### Aim of the task:
Scan the entries below and extract each line with the word "Brown" in it.

>> begin Dataset rows

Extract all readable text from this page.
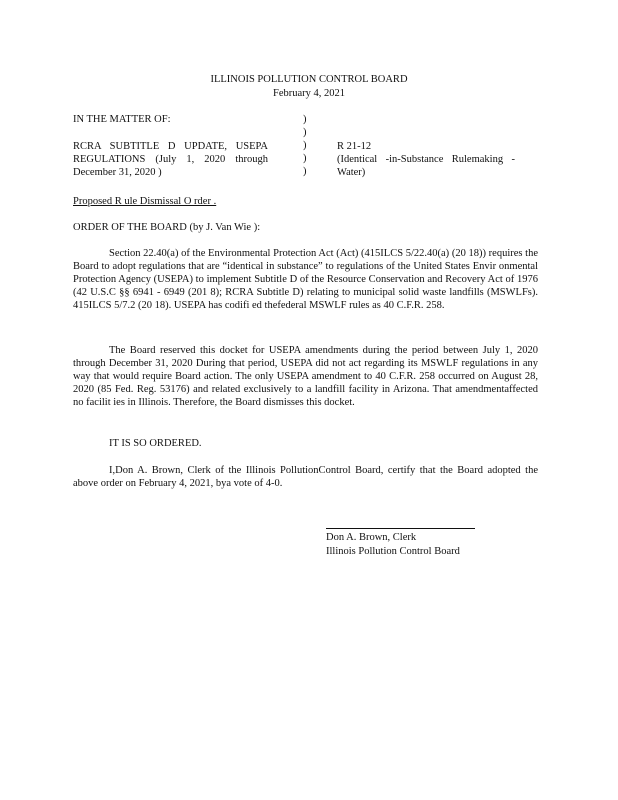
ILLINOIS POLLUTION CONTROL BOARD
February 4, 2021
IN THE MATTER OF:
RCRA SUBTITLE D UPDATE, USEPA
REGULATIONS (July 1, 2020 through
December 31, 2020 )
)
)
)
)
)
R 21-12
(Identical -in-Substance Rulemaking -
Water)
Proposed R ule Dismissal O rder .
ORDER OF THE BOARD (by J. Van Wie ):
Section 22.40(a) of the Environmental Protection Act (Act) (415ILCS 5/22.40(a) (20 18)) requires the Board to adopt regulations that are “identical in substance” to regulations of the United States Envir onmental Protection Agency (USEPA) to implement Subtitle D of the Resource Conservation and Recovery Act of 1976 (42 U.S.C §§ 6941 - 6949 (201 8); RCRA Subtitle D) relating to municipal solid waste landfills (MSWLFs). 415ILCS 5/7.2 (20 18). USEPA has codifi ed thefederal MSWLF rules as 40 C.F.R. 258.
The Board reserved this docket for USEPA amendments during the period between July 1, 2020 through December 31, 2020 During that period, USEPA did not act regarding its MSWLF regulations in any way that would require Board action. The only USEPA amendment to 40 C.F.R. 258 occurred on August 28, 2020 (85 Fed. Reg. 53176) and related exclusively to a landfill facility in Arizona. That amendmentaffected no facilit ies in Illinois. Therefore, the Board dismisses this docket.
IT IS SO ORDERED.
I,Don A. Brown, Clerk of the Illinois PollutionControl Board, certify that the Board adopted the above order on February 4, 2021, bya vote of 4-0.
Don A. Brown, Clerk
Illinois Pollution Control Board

>> end Dataset rows

### Response to the exercise:
I,Don A. Brown, Clerk of the Illinois PollutionControl Board, certify that the Board adopted the above order on February 4, 2021, bya vote of 4-0.
Don A. Brown, Clerk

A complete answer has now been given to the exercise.